> **REQUIREMENT**
Write out the listing below again, precisely as it is given.

> **INFORMATION SUPPLIED**
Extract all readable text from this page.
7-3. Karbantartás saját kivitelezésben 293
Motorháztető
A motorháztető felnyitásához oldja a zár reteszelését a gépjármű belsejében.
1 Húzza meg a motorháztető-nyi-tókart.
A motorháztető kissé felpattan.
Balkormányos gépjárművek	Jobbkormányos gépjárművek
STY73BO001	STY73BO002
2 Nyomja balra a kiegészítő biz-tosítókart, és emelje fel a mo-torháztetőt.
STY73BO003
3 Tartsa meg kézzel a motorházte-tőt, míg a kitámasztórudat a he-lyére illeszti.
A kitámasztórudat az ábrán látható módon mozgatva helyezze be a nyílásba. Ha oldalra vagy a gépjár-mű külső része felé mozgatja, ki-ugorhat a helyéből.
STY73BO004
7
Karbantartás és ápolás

> **EXERCISE SOLUTION**
Extract all readable text from this page.
7-3. Karbantartás saját kivitelezésben 293
Motorháztető
A motorháztető felnyitásához oldja a zár reteszelését a gépjármű belsejében.
1 Húzza meg a motorháztető-nyi-tókart.
A motorháztető kissé felpattan.
Balkormányos gépjárművek	Jobbkormányos gépjárművek
STY73BO001	STY73BO002
2 Nyomja balra a kiegészítő biz-tosítókart, és emelje fel a mo-torháztetőt.
STY73BO003
3 Tartsa meg kézzel a motorházte-tőt, míg a kitámasztórudat a he-lyére illeszti.
A kitámasztórudat az ábrán látható módon mozgatva helyezze be a nyílásba. Ha oldalra vagy a gépjár-mű külső része felé mozgatja, ki-ugorhat a helyéből.
STY73BO004
7
Karbantartás és ápolás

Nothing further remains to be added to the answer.